List every line below containing "JSON".

TASK MATERIAL>
----

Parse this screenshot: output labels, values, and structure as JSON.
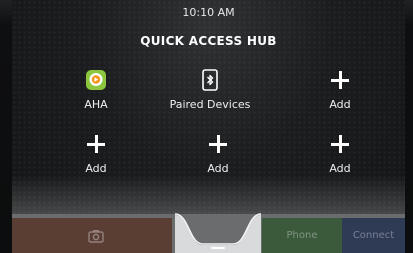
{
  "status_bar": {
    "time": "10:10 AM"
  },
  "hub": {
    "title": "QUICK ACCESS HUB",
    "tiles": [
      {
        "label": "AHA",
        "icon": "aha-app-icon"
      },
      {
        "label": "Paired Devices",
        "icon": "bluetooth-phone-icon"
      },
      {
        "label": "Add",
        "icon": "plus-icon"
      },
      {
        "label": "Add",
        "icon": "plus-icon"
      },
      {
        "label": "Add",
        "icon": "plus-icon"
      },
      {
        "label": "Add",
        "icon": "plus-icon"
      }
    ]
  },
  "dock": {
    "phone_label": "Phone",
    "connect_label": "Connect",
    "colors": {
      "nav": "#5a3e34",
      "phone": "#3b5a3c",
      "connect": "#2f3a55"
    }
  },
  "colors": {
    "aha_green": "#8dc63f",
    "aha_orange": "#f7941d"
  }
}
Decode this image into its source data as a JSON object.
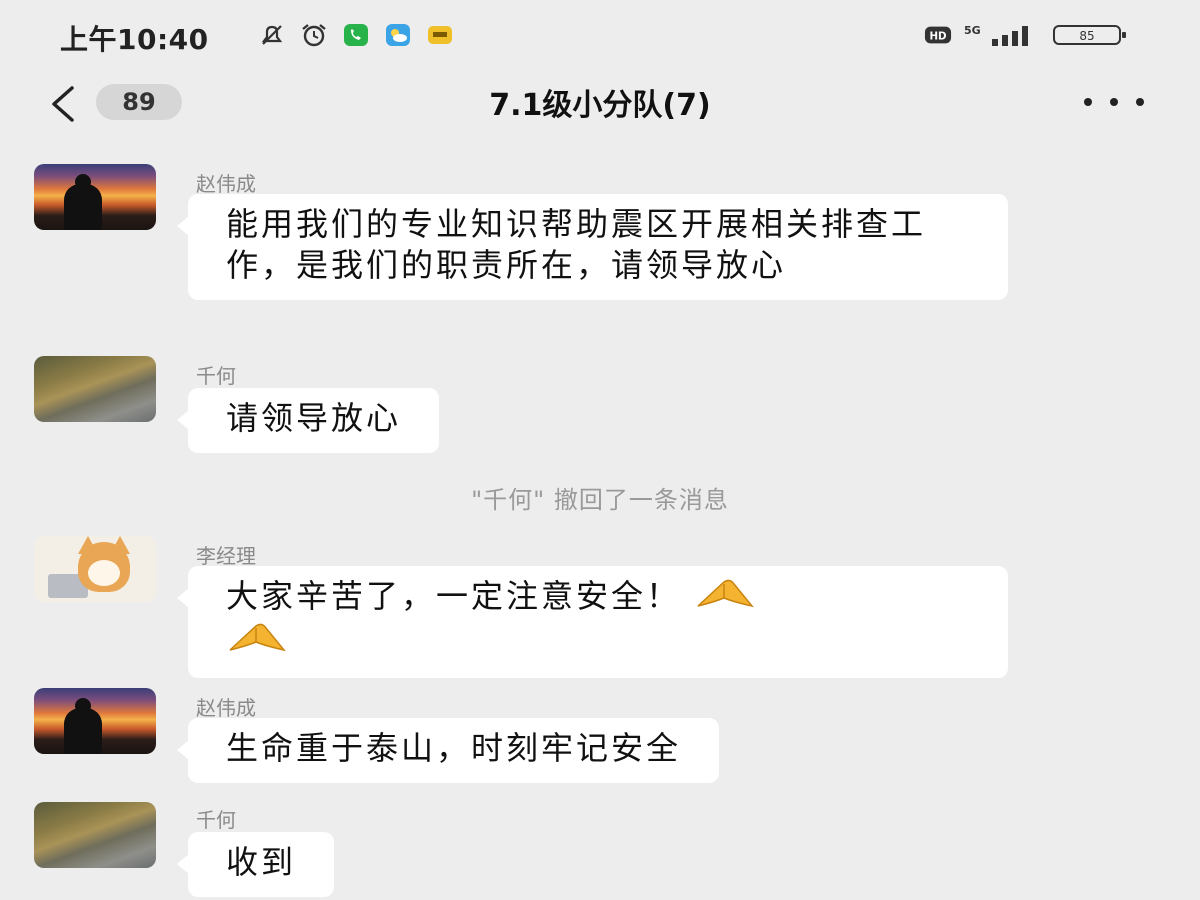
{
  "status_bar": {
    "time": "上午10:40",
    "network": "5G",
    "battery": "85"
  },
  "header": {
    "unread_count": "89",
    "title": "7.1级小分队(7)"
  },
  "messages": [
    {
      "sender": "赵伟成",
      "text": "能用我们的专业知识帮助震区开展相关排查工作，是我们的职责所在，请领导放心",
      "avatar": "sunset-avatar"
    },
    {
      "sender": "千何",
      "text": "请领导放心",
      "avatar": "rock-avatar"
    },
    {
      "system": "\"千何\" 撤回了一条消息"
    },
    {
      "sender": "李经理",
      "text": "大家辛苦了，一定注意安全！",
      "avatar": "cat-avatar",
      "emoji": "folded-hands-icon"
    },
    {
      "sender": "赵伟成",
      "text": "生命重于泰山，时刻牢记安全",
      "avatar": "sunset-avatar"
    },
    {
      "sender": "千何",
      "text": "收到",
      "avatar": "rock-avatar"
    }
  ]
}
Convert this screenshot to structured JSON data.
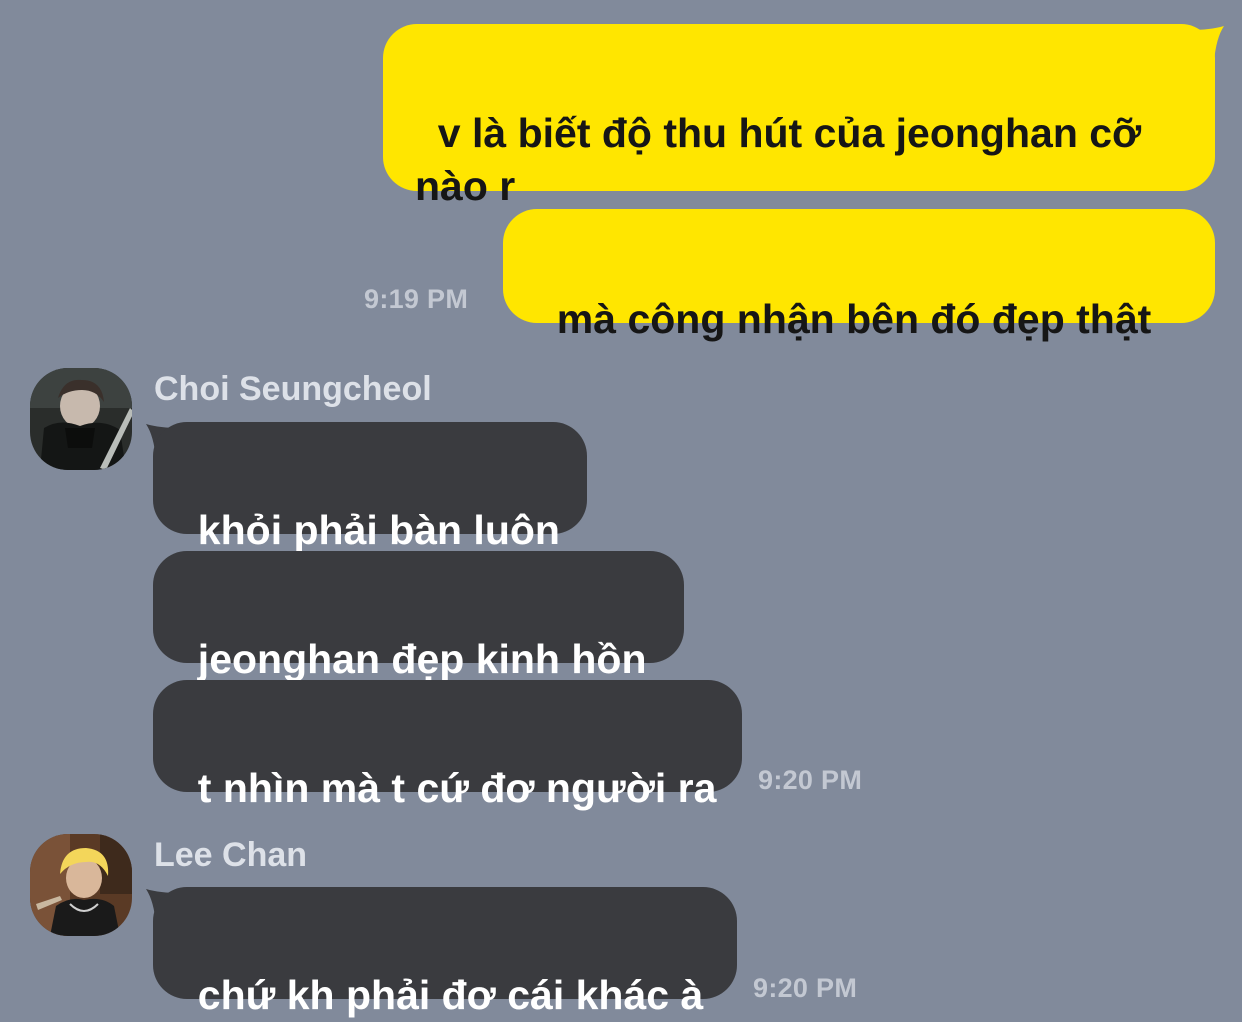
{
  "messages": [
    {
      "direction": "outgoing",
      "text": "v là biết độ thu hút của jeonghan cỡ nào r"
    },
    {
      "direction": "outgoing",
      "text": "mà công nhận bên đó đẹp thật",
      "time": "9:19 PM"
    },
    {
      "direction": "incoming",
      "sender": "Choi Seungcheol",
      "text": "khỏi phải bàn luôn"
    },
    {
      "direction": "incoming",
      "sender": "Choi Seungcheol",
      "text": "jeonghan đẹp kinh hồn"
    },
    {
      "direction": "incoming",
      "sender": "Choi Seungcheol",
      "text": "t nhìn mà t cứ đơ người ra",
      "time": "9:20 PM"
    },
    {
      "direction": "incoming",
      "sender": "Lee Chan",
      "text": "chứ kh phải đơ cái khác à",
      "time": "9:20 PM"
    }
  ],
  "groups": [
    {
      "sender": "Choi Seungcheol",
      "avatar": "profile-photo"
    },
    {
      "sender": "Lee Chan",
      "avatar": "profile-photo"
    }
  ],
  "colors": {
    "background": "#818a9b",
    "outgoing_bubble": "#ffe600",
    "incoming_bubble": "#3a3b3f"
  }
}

----

CORRECT OUTPUT>
Parse this screenshot: output labels, values, and structure as JSON.
Decode this image into its source data as a JSON object.
Convert this screenshot to structured JSON data.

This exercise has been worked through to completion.